-- start Dataset --
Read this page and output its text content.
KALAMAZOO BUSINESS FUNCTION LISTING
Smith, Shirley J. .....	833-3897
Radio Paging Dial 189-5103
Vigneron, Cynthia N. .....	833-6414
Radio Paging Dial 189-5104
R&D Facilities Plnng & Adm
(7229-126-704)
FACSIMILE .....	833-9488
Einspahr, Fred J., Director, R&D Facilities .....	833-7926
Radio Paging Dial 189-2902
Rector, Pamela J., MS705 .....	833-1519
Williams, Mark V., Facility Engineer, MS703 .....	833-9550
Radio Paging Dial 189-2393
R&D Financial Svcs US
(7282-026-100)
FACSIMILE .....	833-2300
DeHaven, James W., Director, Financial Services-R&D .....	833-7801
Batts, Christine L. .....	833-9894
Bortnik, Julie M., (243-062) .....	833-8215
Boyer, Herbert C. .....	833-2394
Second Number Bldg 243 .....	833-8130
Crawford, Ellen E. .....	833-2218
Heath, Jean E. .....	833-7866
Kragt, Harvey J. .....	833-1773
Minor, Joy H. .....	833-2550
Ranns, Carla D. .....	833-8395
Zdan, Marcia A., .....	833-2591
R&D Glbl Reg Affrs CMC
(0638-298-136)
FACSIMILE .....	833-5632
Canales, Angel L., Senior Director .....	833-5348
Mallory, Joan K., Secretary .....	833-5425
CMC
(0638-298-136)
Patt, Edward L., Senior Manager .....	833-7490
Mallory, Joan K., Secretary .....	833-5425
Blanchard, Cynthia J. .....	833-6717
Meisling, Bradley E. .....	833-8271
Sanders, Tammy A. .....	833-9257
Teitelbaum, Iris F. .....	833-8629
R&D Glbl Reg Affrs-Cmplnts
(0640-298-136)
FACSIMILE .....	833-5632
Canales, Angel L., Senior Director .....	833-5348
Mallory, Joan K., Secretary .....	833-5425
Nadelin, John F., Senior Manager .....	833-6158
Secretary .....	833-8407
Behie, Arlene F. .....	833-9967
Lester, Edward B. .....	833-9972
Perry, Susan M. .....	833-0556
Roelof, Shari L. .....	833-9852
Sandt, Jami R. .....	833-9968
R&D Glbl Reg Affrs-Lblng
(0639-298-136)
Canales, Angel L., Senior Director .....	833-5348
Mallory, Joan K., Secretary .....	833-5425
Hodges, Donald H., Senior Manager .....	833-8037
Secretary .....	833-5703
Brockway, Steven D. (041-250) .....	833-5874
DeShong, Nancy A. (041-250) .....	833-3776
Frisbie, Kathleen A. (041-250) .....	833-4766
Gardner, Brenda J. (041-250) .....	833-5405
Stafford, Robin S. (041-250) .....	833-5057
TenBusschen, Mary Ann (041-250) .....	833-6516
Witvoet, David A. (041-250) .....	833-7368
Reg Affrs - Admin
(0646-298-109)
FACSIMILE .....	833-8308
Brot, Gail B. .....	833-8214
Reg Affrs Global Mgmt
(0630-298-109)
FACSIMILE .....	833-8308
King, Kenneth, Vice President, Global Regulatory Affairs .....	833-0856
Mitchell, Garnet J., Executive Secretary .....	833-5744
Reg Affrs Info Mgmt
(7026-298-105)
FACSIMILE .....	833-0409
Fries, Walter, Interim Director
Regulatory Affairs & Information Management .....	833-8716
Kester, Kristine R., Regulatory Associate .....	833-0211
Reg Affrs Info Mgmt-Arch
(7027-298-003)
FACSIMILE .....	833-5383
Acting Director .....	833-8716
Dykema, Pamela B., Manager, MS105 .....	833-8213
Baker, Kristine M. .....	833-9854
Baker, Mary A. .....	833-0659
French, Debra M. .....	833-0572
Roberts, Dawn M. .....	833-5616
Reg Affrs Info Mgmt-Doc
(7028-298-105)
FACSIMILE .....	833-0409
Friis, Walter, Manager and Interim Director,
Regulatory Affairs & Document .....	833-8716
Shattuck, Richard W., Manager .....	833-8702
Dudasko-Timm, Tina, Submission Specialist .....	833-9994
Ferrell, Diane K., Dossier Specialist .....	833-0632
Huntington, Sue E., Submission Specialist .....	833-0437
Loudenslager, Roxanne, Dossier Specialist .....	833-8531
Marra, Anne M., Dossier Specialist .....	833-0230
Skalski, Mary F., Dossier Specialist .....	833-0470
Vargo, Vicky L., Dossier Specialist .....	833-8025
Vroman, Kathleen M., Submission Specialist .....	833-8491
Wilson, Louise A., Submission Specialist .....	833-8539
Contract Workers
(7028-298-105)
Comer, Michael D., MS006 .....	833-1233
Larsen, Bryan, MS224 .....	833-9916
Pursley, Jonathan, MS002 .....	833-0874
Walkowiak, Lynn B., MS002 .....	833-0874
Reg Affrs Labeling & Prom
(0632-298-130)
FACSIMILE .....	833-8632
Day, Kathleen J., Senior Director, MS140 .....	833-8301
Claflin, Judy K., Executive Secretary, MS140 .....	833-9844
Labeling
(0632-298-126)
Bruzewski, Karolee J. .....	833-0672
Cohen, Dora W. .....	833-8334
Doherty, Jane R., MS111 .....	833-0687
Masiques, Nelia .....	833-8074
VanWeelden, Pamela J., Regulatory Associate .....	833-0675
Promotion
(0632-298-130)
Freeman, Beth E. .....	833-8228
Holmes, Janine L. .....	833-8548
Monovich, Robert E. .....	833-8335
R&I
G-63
-- end Dataset --
Transcribe the material exactly as it reads.

Solution:
Read this page and output its text content.
KALAMAZOO BUSINESS FUNCTION LISTING
Smith, Shirley J. .....	833-3897
Radio Paging Dial 189-5103
Vigneron, Cynthia N. .....	833-6414
Radio Paging Dial 189-5104
R&D Facilities Plnng & Adm
(7229-126-704)
FACSIMILE .....	833-9488
Einspahr, Fred J., Director, R&D Facilities .....	833-7926
Radio Paging Dial 189-2902
Rector, Pamela J., MS705 .....	833-1519
Williams, Mark V., Facility Engineer, MS703 .....	833-9550
Radio Paging Dial 189-2393
R&D Financial Svcs US
(7282-026-100)
FACSIMILE .....	833-2300
DeHaven, James W., Director, Financial Services-R&D .....	833-7801
Batts, Christine L. .....	833-9894
Bortnik, Julie M., (243-062) .....	833-8215
Boyer, Herbert C. .....	833-2394
Second Number Bldg 243 .....	833-8130
Crawford, Ellen E. .....	833-2218
Heath, Jean E. .....	833-7866
Kragt, Harvey J. .....	833-1773
Minor, Joy H. .....	833-2550
Ranns, Carla D. .....	833-8395
Zdan, Marcia A., .....	833-2591
R&D Glbl Reg Affrs CMC
(0638-298-136)
FACSIMILE .....	833-5632
Canales, Angel L., Senior Director .....	833-5348
Mallory, Joan K., Secretary .....	833-5425
CMC
(0638-298-136)
Patt, Edward L., Senior Manager .....	833-7490
Mallory, Joan K., Secretary .....	833-5425
Blanchard, Cynthia J. .....	833-6717
Meisling, Bradley E. .....	833-8271
Sanders, Tammy A. .....	833-9257
Teitelbaum, Iris F. .....	833-8629
R&D Glbl Reg Affrs-Cmplnts
(0640-298-136)
FACSIMILE .....	833-5632
Canales, Angel L., Senior Director .....	833-5348
Mallory, Joan K., Secretary .....	833-5425
Nadelin, John F., Senior Manager .....	833-6158
Secretary .....	833-8407
Behie, Arlene F. .....	833-9967
Lester, Edward B. .....	833-9972
Perry, Susan M. .....	833-0556
Roelof, Shari L. .....	833-9852
Sandt, Jami R. .....	833-9968
R&D Glbl Reg Affrs-Lblng
(0639-298-136)
Canales, Angel L., Senior Director .....	833-5348
Mallory, Joan K., Secretary .....	833-5425
Hodges, Donald H., Senior Manager .....	833-8037
Secretary .....	833-5703
Brockway, Steven D. (041-250) .....	833-5874
DeShong, Nancy A. (041-250) .....	833-3776
Frisbie, Kathleen A. (041-250) .....	833-4766
Gardner, Brenda J. (041-250) .....	833-5405
Stafford, Robin S. (041-250) .....	833-5057
TenBusschen, Mary Ann (041-250) .....	833-6516
Witvoet, David A. (041-250) .....	833-7368
Reg Affrs - Admin
(0646-298-109)
FACSIMILE .....	833-8308
Brot, Gail B. .....	833-8214
Reg Affrs Global Mgmt
(0630-298-109)
FACSIMILE .....	833-8308
King, Kenneth, Vice President, Global Regulatory Affairs .....	833-0856
Mitchell, Garnet J., Executive Secretary .....	833-5744
Reg Affrs Info Mgmt
(7026-298-105)
FACSIMILE .....	833-0409
Fries, Walter, Interim Director
Regulatory Affairs & Information Management .....	833-8716
Kester, Kristine R., Regulatory Associate .....	833-0211
Reg Affrs Info Mgmt-Arch
(7027-298-003)
FACSIMILE .....	833-5383
Acting Director .....	833-8716
Dykema, Pamela B., Manager, MS105 .....	833-8213
Baker, Kristine M. .....	833-9854
Baker, Mary A. .....	833-0659
French, Debra M. .....	833-0572
Roberts, Dawn M. .....	833-5616
Reg Affrs Info Mgmt-Doc
(7028-298-105)
FACSIMILE .....	833-0409
Friis, Walter, Manager and Interim Director,
Regulatory Affairs & Document .....	833-8716
Shattuck, Richard W., Manager .....	833-8702
Dudasko-Timm, Tina, Submission Specialist .....	833-9994
Ferrell, Diane K., Dossier Specialist .....	833-0632
Huntington, Sue E., Submission Specialist .....	833-0437
Loudenslager, Roxanne, Dossier Specialist .....	833-8531
Marra, Anne M., Dossier Specialist .....	833-0230
Skalski, Mary F., Dossier Specialist .....	833-0470
Vargo, Vicky L., Dossier Specialist .....	833-8025
Vroman, Kathleen M., Submission Specialist .....	833-8491
Wilson, Louise A., Submission Specialist .....	833-8539
Contract Workers
(7028-298-105)
Comer, Michael D., MS006 .....	833-1233
Larsen, Bryan, MS224 .....	833-9916
Pursley, Jonathan, MS002 .....	833-0874
Walkowiak, Lynn B., MS002 .....	833-0874
Reg Affrs Labeling & Prom
(0632-298-130)
FACSIMILE .....	833-8632
Day, Kathleen J., Senior Director, MS140 .....	833-8301
Claflin, Judy K., Executive Secretary, MS140 .....	833-9844
Labeling
(0632-298-126)
Bruzewski, Karolee J. .....	833-0672
Cohen, Dora W. .....	833-8334
Doherty, Jane R., MS111 .....	833-0687
Masiques, Nelia .....	833-8074
VanWeelden, Pamela J., Regulatory Associate .....	833-0675
Promotion
(0632-298-130)
Freeman, Beth E. .....	833-8228
Holmes, Janine L. .....	833-8548
Monovich, Robert E. .....	833-8335
R&I
G-63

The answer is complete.